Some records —
◇ ◇ ◇
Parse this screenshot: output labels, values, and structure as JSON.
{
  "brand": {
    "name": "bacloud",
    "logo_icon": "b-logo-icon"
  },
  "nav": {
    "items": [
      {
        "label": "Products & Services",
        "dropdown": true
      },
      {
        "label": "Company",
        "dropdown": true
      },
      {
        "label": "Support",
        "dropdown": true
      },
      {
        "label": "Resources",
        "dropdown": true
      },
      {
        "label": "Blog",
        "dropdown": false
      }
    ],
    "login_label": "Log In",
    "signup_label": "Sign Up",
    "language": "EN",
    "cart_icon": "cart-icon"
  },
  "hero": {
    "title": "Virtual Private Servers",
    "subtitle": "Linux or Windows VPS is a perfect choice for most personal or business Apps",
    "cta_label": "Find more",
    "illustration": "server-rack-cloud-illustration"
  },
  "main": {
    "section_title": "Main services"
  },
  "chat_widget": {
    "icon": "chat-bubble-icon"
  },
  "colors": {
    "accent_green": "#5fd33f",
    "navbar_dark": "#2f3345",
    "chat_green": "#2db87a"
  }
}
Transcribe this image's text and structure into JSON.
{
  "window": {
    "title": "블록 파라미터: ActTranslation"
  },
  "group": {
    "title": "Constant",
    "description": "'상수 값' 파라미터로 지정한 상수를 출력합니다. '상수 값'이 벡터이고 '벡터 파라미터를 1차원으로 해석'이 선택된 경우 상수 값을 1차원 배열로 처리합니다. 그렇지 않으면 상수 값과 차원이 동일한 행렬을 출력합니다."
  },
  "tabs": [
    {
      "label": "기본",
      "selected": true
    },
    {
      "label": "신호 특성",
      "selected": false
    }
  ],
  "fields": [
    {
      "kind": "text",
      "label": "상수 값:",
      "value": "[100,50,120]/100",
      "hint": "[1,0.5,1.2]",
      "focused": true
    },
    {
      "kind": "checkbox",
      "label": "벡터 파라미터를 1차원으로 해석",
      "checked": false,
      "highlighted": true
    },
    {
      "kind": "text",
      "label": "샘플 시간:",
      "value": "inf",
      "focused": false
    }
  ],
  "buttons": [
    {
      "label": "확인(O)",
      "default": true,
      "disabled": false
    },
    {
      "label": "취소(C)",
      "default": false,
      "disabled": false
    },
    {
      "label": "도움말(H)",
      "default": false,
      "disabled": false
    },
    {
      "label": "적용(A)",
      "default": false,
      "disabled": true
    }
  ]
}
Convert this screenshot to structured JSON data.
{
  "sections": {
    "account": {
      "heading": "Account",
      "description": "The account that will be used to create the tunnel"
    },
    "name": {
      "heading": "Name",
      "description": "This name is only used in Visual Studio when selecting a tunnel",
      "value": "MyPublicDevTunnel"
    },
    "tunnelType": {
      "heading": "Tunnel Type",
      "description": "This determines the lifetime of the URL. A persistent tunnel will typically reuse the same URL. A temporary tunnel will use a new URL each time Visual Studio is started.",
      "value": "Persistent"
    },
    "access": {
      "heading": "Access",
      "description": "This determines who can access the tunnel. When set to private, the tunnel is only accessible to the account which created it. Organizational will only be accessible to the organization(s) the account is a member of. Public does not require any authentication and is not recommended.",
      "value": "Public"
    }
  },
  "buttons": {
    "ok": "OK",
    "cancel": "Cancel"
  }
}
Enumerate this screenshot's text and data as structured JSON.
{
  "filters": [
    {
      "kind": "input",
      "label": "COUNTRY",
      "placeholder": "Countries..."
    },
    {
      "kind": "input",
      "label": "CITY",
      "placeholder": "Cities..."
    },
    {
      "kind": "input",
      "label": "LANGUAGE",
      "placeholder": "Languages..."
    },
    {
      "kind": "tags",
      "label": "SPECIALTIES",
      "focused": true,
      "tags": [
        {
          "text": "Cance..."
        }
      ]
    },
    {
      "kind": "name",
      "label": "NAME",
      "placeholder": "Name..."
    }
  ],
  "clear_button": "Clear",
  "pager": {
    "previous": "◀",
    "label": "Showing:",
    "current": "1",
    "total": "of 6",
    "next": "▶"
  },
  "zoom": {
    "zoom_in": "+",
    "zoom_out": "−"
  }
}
◇ ◇ ◇
WHAT THE TASK REQUIRES —
Return the material in full, exactly as shown.

TASK RESULT —
Parse this screenshot: output labels, values, and structure as JSON.
{
  "brand": {
    "name": "bacloud",
    "logo_icon": "b-logo-icon"
  },
  "nav": {
    "items": [
      {
        "label": "Products & Services",
        "dropdown": true
      },
      {
        "label": "Company",
        "dropdown": true
      },
      {
        "label": "Support",
        "dropdown": true
      },
      {
        "label": "Resources",
        "dropdown": true
      },
      {
        "label": "Blog",
        "dropdown": false
      }
    ],
    "login_label": "Log In",
    "signup_label": "Sign Up",
    "language": "EN",
    "cart_icon": "cart-icon"
  },
  "hero": {
    "title": "Virtual Private Servers",
    "subtitle": "Linux or Windows VPS is a perfect choice for most personal or business Apps",
    "cta_label": "Find more",
    "illustration": "server-rack-cloud-illustration"
  },
  "main": {
    "section_title": "Main services"
  },
  "chat_widget": {
    "icon": "chat-bubble-icon"
  },
  "colors": {
    "accent_green": "#5fd33f",
    "navbar_dark": "#2f3345",
    "chat_green": "#2db87a"
  }
}
Transcribe this image's text and structure into JSON.
{
  "window": {
    "title": "블록 파라미터: ActTranslation"
  },
  "group": {
    "title": "Constant",
    "description": "'상수 값' 파라미터로 지정한 상수를 출력합니다. '상수 값'이 벡터이고 '벡터 파라미터를 1차원으로 해석'이 선택된 경우 상수 값을 1차원 배열로 처리합니다. 그렇지 않으면 상수 값과 차원이 동일한 행렬을 출력합니다."
  },
  "tabs": [
    {
      "label": "기본",
      "selected": true
    },
    {
      "label": "신호 특성",
      "selected": false
    }
  ],
  "fields": [
    {
      "kind": "text",
      "label": "상수 값:",
      "value": "[100,50,120]/100",
      "hint": "[1,0.5,1.2]",
      "focused": true
    },
    {
      "kind": "checkbox",
      "label": "벡터 파라미터를 1차원으로 해석",
      "checked": false,
      "highlighted": true
    },
    {
      "kind": "text",
      "label": "샘플 시간:",
      "value": "inf",
      "focused": false
    }
  ],
  "buttons": [
    {
      "label": "확인(O)",
      "default": true,
      "disabled": false
    },
    {
      "label": "취소(C)",
      "default": false,
      "disabled": false
    },
    {
      "label": "도움말(H)",
      "default": false,
      "disabled": false
    },
    {
      "label": "적용(A)",
      "default": false,
      "disabled": true
    }
  ]
}
Convert this screenshot to structured JSON data.
{
  "sections": {
    "account": {
      "heading": "Account",
      "description": "The account that will be used to create the tunnel"
    },
    "name": {
      "heading": "Name",
      "description": "This name is only used in Visual Studio when selecting a tunnel",
      "value": "MyPublicDevTunnel"
    },
    "tunnelType": {
      "heading": "Tunnel Type",
      "description": "This determines the lifetime of the URL. A persistent tunnel will typically reuse the same URL. A temporary tunnel will use a new URL each time Visual Studio is started.",
      "value": "Persistent"
    },
    "access": {
      "heading": "Access",
      "description": "This determines who can access the tunnel. When set to private, the tunnel is only accessible to the account which created it. Organizational will only be accessible to the organization(s) the account is a member of. Public does not require any authentication and is not recommended.",
      "value": "Public"
    }
  },
  "buttons": {
    "ok": "OK",
    "cancel": "Cancel"
  }
}
Enumerate this screenshot's text and data as structured JSON.
{
  "filters": [
    {
      "kind": "input",
      "label": "COUNTRY",
      "placeholder": "Countries..."
    },
    {
      "kind": "input",
      "label": "CITY",
      "placeholder": "Cities..."
    },
    {
      "kind": "input",
      "label": "LANGUAGE",
      "placeholder": "Languages..."
    },
    {
      "kind": "tags",
      "label": "SPECIALTIES",
      "focused": true,
      "tags": [
        {
          "text": "Cance..."
        }
      ]
    },
    {
      "kind": "name",
      "label": "NAME",
      "placeholder": "Name..."
    }
  ],
  "clear_button": "Clear",
  "pager": {
    "previous": "◀",
    "label": "Showing:",
    "current": "1",
    "total": "of 6",
    "next": "▶"
  },
  "zoom": {
    "zoom_in": "+",
    "zoom_out": "−"
  }
}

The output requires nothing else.